:: Work required ::
All records are to be retyped faithfully and completely.

:: Provided records ::

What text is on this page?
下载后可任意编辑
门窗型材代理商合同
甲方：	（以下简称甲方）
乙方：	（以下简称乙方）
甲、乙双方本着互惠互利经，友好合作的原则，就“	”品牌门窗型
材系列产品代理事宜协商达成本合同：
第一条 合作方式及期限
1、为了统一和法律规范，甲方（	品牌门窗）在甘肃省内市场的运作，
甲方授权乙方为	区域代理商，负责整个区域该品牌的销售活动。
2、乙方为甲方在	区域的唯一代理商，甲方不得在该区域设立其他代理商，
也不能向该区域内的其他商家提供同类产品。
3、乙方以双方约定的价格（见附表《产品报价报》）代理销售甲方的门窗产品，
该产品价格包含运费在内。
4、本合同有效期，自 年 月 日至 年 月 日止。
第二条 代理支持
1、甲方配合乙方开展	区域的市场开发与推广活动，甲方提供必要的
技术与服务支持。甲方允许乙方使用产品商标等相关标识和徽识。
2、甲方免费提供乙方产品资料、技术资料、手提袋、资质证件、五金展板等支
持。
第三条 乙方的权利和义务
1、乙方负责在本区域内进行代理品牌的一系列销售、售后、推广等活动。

:: Expected answer ::
What text is on this page?
下载后可任意编辑
门窗型材代理商合同
甲方：	（以下简称甲方）
乙方：	（以下简称乙方）
甲、乙双方本着互惠互利经，友好合作的原则，就“	”品牌门窗型
材系列产品代理事宜协商达成本合同：
第一条 合作方式及期限
1、为了统一和法律规范，甲方（	品牌门窗）在甘肃省内市场的运作，
甲方授权乙方为	区域代理商，负责整个区域该品牌的销售活动。
2、乙方为甲方在	区域的唯一代理商，甲方不得在该区域设立其他代理商，
也不能向该区域内的其他商家提供同类产品。
3、乙方以双方约定的价格（见附表《产品报价报》）代理销售甲方的门窗产品，
该产品价格包含运费在内。
4、本合同有效期，自 年 月 日至 年 月 日止。
第二条 代理支持
1、甲方配合乙方开展	区域的市场开发与推广活动，甲方提供必要的
技术与服务支持。甲方允许乙方使用产品商标等相关标识和徽识。
2、甲方免费提供乙方产品资料、技术资料、手提袋、资质证件、五金展板等支
持。
第三条 乙方的权利和义务
1、乙方负责在本区域内进行代理品牌的一系列销售、售后、推广等活动。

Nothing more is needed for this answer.